> Task to complete
Output the data word for word, dropping every image.

> Information shown
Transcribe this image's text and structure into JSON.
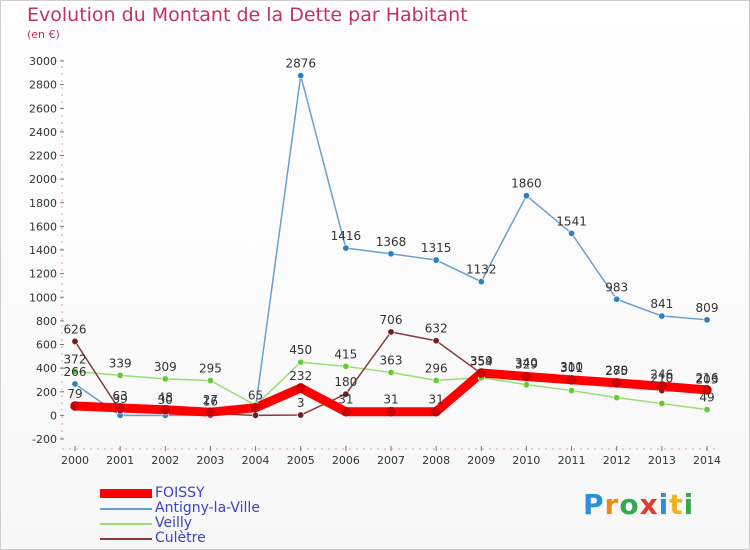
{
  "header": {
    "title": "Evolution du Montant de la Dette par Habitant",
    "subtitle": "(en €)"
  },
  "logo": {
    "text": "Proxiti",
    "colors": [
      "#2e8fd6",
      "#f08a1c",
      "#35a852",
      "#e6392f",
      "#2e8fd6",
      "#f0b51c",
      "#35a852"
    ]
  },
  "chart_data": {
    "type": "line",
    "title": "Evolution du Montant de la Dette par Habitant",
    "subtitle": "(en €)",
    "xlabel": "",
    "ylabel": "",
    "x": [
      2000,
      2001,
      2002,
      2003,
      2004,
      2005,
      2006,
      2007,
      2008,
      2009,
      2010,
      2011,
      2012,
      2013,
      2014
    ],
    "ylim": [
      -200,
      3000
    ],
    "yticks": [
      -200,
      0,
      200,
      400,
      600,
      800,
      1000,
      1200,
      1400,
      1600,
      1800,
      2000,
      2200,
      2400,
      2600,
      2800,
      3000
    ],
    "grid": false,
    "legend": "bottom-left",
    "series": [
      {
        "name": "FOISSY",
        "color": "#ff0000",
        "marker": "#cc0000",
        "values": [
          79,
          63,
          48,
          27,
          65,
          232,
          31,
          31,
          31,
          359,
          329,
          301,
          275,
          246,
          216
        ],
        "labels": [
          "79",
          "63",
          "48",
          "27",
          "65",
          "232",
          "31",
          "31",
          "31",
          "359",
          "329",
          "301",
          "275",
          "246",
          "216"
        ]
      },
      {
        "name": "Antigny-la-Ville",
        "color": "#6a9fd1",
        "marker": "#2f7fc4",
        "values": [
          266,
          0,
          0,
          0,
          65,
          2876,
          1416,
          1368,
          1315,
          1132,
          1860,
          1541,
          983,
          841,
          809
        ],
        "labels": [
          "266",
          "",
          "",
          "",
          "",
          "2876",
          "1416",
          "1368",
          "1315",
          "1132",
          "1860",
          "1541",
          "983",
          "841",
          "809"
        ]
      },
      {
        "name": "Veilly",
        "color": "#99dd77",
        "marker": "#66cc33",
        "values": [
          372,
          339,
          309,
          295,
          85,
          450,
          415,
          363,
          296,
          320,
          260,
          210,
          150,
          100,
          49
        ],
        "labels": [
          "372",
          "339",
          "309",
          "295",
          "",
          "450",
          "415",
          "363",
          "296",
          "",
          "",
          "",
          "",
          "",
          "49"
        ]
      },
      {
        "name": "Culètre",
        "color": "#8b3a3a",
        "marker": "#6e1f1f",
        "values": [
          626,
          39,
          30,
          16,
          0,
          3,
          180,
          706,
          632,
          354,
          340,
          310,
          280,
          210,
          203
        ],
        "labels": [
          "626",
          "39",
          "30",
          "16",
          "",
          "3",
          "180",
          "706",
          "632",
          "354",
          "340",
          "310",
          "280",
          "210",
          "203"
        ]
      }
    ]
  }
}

> The solution
Transcribe this image's text and structure into JSON.
{
  "header": {
    "title": "Evolution du Montant de la Dette par Habitant",
    "subtitle": "(en €)"
  },
  "logo": {
    "text": "Proxiti",
    "colors": [
      "#2e8fd6",
      "#f08a1c",
      "#35a852",
      "#e6392f",
      "#2e8fd6",
      "#f0b51c",
      "#35a852"
    ]
  },
  "chart_data": {
    "type": "line",
    "title": "Evolution du Montant de la Dette par Habitant",
    "subtitle": "(en €)",
    "xlabel": "",
    "ylabel": "",
    "x": [
      2000,
      2001,
      2002,
      2003,
      2004,
      2005,
      2006,
      2007,
      2008,
      2009,
      2010,
      2011,
      2012,
      2013,
      2014
    ],
    "ylim": [
      -200,
      3000
    ],
    "yticks": [
      -200,
      0,
      200,
      400,
      600,
      800,
      1000,
      1200,
      1400,
      1600,
      1800,
      2000,
      2200,
      2400,
      2600,
      2800,
      3000
    ],
    "grid": false,
    "legend": "bottom-left",
    "series": [
      {
        "name": "FOISSY",
        "color": "#ff0000",
        "marker": "#cc0000",
        "values": [
          79,
          63,
          48,
          27,
          65,
          232,
          31,
          31,
          31,
          359,
          329,
          301,
          275,
          246,
          216
        ],
        "labels": [
          "79",
          "63",
          "48",
          "27",
          "65",
          "232",
          "31",
          "31",
          "31",
          "359",
          "329",
          "301",
          "275",
          "246",
          "216"
        ]
      },
      {
        "name": "Antigny-la-Ville",
        "color": "#6a9fd1",
        "marker": "#2f7fc4",
        "values": [
          266,
          0,
          0,
          0,
          65,
          2876,
          1416,
          1368,
          1315,
          1132,
          1860,
          1541,
          983,
          841,
          809
        ],
        "labels": [
          "266",
          "",
          "",
          "",
          "",
          "2876",
          "1416",
          "1368",
          "1315",
          "1132",
          "1860",
          "1541",
          "983",
          "841",
          "809"
        ]
      },
      {
        "name": "Veilly",
        "color": "#99dd77",
        "marker": "#66cc33",
        "values": [
          372,
          339,
          309,
          295,
          85,
          450,
          415,
          363,
          296,
          320,
          260,
          210,
          150,
          100,
          49
        ],
        "labels": [
          "372",
          "339",
          "309",
          "295",
          "",
          "450",
          "415",
          "363",
          "296",
          "",
          "",
          "",
          "",
          "",
          "49"
        ]
      },
      {
        "name": "Culètre",
        "color": "#8b3a3a",
        "marker": "#6e1f1f",
        "values": [
          626,
          39,
          30,
          16,
          0,
          3,
          180,
          706,
          632,
          354,
          340,
          310,
          280,
          210,
          203
        ],
        "labels": [
          "626",
          "39",
          "30",
          "16",
          "",
          "3",
          "180",
          "706",
          "632",
          "354",
          "340",
          "310",
          "280",
          "210",
          "203"
        ]
      }
    ]
  }
}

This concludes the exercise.